DIRECTIVE ▸ Could you give the data below again, exactly and completely?

DATA ▸
↓
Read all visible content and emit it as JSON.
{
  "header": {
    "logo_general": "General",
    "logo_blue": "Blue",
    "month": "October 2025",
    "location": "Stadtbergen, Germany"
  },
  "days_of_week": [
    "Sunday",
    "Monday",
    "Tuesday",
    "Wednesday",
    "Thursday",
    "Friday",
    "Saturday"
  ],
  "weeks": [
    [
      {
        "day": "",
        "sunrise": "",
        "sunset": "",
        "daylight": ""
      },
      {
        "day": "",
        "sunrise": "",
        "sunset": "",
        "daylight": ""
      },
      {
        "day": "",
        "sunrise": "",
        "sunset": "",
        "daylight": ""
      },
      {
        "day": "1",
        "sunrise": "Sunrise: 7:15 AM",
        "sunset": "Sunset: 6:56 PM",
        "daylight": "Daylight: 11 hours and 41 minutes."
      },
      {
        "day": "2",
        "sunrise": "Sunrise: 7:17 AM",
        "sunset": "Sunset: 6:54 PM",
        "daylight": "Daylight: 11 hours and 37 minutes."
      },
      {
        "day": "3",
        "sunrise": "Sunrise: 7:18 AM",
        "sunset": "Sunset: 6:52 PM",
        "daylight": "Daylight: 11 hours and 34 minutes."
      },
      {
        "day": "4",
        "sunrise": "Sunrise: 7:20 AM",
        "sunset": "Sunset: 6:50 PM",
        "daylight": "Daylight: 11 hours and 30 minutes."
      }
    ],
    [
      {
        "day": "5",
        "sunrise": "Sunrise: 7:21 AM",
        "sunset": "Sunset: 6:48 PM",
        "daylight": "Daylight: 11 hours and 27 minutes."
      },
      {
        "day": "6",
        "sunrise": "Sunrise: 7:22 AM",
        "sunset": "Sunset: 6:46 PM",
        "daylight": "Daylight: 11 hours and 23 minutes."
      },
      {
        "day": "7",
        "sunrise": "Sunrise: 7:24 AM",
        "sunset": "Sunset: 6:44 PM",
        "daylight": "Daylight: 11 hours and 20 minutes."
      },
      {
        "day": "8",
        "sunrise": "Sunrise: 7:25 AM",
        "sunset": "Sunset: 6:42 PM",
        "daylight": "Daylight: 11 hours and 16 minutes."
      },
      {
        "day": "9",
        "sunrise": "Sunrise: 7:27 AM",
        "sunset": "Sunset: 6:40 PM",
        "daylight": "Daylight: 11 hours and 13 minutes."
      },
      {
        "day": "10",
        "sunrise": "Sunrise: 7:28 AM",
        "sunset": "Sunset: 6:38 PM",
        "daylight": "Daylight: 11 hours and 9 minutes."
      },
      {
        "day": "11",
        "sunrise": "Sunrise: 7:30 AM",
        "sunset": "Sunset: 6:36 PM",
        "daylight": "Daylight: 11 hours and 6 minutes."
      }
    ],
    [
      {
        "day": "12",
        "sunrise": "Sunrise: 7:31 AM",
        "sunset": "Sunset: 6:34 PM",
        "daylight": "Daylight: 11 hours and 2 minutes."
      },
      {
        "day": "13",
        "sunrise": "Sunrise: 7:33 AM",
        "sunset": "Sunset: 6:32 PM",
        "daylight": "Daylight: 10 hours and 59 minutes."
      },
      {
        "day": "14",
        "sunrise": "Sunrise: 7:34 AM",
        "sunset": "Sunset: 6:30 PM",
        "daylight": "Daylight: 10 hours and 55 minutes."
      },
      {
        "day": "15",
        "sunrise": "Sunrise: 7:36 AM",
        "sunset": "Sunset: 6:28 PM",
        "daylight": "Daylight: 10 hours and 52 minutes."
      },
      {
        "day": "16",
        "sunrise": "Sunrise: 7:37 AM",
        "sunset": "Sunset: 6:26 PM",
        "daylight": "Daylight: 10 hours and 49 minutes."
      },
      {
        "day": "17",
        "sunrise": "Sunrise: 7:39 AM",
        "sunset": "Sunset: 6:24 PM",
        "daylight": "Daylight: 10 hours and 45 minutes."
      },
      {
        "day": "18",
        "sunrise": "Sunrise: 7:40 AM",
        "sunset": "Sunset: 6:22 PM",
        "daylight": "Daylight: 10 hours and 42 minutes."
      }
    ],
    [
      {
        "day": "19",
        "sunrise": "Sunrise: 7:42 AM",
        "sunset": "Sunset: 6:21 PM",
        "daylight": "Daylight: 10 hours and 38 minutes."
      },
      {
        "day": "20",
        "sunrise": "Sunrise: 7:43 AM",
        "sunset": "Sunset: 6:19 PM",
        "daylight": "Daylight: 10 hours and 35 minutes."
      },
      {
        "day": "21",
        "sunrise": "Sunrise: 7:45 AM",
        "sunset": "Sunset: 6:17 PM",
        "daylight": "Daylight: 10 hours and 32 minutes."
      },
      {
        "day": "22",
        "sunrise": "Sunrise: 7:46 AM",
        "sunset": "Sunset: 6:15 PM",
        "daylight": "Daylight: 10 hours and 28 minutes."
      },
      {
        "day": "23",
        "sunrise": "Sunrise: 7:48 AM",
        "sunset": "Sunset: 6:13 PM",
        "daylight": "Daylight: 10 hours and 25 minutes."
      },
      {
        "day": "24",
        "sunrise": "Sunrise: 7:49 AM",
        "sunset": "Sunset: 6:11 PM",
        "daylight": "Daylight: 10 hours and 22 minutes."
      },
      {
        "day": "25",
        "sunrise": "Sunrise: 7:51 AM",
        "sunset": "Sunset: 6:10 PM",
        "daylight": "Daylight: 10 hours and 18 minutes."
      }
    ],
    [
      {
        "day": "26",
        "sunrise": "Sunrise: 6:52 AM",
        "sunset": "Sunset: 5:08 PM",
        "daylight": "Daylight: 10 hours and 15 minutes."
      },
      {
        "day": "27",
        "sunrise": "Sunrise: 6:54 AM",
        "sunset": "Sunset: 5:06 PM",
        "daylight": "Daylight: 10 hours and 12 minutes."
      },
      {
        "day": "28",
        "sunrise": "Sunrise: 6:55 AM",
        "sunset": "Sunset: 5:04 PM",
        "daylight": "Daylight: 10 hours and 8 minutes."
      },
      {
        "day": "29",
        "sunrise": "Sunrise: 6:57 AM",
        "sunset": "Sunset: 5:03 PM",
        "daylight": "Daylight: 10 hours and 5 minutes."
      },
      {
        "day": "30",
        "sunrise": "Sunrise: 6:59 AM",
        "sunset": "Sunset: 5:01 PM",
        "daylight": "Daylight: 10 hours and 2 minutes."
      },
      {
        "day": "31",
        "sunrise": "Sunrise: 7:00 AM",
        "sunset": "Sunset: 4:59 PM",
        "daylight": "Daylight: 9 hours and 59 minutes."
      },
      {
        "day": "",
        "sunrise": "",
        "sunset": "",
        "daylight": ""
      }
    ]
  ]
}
↑
FULL SOLUTION ▸
Read all visible content and emit it as JSON.
{
  "header": {
    "logo_general": "General",
    "logo_blue": "Blue",
    "month": "October 2025",
    "location": "Stadtbergen, Germany"
  },
  "days_of_week": [
    "Sunday",
    "Monday",
    "Tuesday",
    "Wednesday",
    "Thursday",
    "Friday",
    "Saturday"
  ],
  "weeks": [
    [
      {
        "day": "",
        "sunrise": "",
        "sunset": "",
        "daylight": ""
      },
      {
        "day": "",
        "sunrise": "",
        "sunset": "",
        "daylight": ""
      },
      {
        "day": "",
        "sunrise": "",
        "sunset": "",
        "daylight": ""
      },
      {
        "day": "1",
        "sunrise": "Sunrise: 7:15 AM",
        "sunset": "Sunset: 6:56 PM",
        "daylight": "Daylight: 11 hours and 41 minutes."
      },
      {
        "day": "2",
        "sunrise": "Sunrise: 7:17 AM",
        "sunset": "Sunset: 6:54 PM",
        "daylight": "Daylight: 11 hours and 37 minutes."
      },
      {
        "day": "3",
        "sunrise": "Sunrise: 7:18 AM",
        "sunset": "Sunset: 6:52 PM",
        "daylight": "Daylight: 11 hours and 34 minutes."
      },
      {
        "day": "4",
        "sunrise": "Sunrise: 7:20 AM",
        "sunset": "Sunset: 6:50 PM",
        "daylight": "Daylight: 11 hours and 30 minutes."
      }
    ],
    [
      {
        "day": "5",
        "sunrise": "Sunrise: 7:21 AM",
        "sunset": "Sunset: 6:48 PM",
        "daylight": "Daylight: 11 hours and 27 minutes."
      },
      {
        "day": "6",
        "sunrise": "Sunrise: 7:22 AM",
        "sunset": "Sunset: 6:46 PM",
        "daylight": "Daylight: 11 hours and 23 minutes."
      },
      {
        "day": "7",
        "sunrise": "Sunrise: 7:24 AM",
        "sunset": "Sunset: 6:44 PM",
        "daylight": "Daylight: 11 hours and 20 minutes."
      },
      {
        "day": "8",
        "sunrise": "Sunrise: 7:25 AM",
        "sunset": "Sunset: 6:42 PM",
        "daylight": "Daylight: 11 hours and 16 minutes."
      },
      {
        "day": "9",
        "sunrise": "Sunrise: 7:27 AM",
        "sunset": "Sunset: 6:40 PM",
        "daylight": "Daylight: 11 hours and 13 minutes."
      },
      {
        "day": "10",
        "sunrise": "Sunrise: 7:28 AM",
        "sunset": "Sunset: 6:38 PM",
        "daylight": "Daylight: 11 hours and 9 minutes."
      },
      {
        "day": "11",
        "sunrise": "Sunrise: 7:30 AM",
        "sunset": "Sunset: 6:36 PM",
        "daylight": "Daylight: 11 hours and 6 minutes."
      }
    ],
    [
      {
        "day": "12",
        "sunrise": "Sunrise: 7:31 AM",
        "sunset": "Sunset: 6:34 PM",
        "daylight": "Daylight: 11 hours and 2 minutes."
      },
      {
        "day": "13",
        "sunrise": "Sunrise: 7:33 AM",
        "sunset": "Sunset: 6:32 PM",
        "daylight": "Daylight: 10 hours and 59 minutes."
      },
      {
        "day": "14",
        "sunrise": "Sunrise: 7:34 AM",
        "sunset": "Sunset: 6:30 PM",
        "daylight": "Daylight: 10 hours and 55 minutes."
      },
      {
        "day": "15",
        "sunrise": "Sunrise: 7:36 AM",
        "sunset": "Sunset: 6:28 PM",
        "daylight": "Daylight: 10 hours and 52 minutes."
      },
      {
        "day": "16",
        "sunrise": "Sunrise: 7:37 AM",
        "sunset": "Sunset: 6:26 PM",
        "daylight": "Daylight: 10 hours and 49 minutes."
      },
      {
        "day": "17",
        "sunrise": "Sunrise: 7:39 AM",
        "sunset": "Sunset: 6:24 PM",
        "daylight": "Daylight: 10 hours and 45 minutes."
      },
      {
        "day": "18",
        "sunrise": "Sunrise: 7:40 AM",
        "sunset": "Sunset: 6:22 PM",
        "daylight": "Daylight: 10 hours and 42 minutes."
      }
    ],
    [
      {
        "day": "19",
        "sunrise": "Sunrise: 7:42 AM",
        "sunset": "Sunset: 6:21 PM",
        "daylight": "Daylight: 10 hours and 38 minutes."
      },
      {
        "day": "20",
        "sunrise": "Sunrise: 7:43 AM",
        "sunset": "Sunset: 6:19 PM",
        "daylight": "Daylight: 10 hours and 35 minutes."
      },
      {
        "day": "21",
        "sunrise": "Sunrise: 7:45 AM",
        "sunset": "Sunset: 6:17 PM",
        "daylight": "Daylight: 10 hours and 32 minutes."
      },
      {
        "day": "22",
        "sunrise": "Sunrise: 7:46 AM",
        "sunset": "Sunset: 6:15 PM",
        "daylight": "Daylight: 10 hours and 28 minutes."
      },
      {
        "day": "23",
        "sunrise": "Sunrise: 7:48 AM",
        "sunset": "Sunset: 6:13 PM",
        "daylight": "Daylight: 10 hours and 25 minutes."
      },
      {
        "day": "24",
        "sunrise": "Sunrise: 7:49 AM",
        "sunset": "Sunset: 6:11 PM",
        "daylight": "Daylight: 10 hours and 22 minutes."
      },
      {
        "day": "25",
        "sunrise": "Sunrise: 7:51 AM",
        "sunset": "Sunset: 6:10 PM",
        "daylight": "Daylight: 10 hours and 18 minutes."
      }
    ],
    [
      {
        "day": "26",
        "sunrise": "Sunrise: 6:52 AM",
        "sunset": "Sunset: 5:08 PM",
        "daylight": "Daylight: 10 hours and 15 minutes."
      },
      {
        "day": "27",
        "sunrise": "Sunrise: 6:54 AM",
        "sunset": "Sunset: 5:06 PM",
        "daylight": "Daylight: 10 hours and 12 minutes."
      },
      {
        "day": "28",
        "sunrise": "Sunrise: 6:55 AM",
        "sunset": "Sunset: 5:04 PM",
        "daylight": "Daylight: 10 hours and 8 minutes."
      },
      {
        "day": "29",
        "sunrise": "Sunrise: 6:57 AM",
        "sunset": "Sunset: 5:03 PM",
        "daylight": "Daylight: 10 hours and 5 minutes."
      },
      {
        "day": "30",
        "sunrise": "Sunrise: 6:59 AM",
        "sunset": "Sunset: 5:01 PM",
        "daylight": "Daylight: 10 hours and 2 minutes."
      },
      {
        "day": "31",
        "sunrise": "Sunrise: 7:00 AM",
        "sunset": "Sunset: 4:59 PM",
        "daylight": "Daylight: 9 hours and 59 minutes."
      },
      {
        "day": "",
        "sunrise": "",
        "sunset": "",
        "daylight": ""
      }
    ]
  ]
}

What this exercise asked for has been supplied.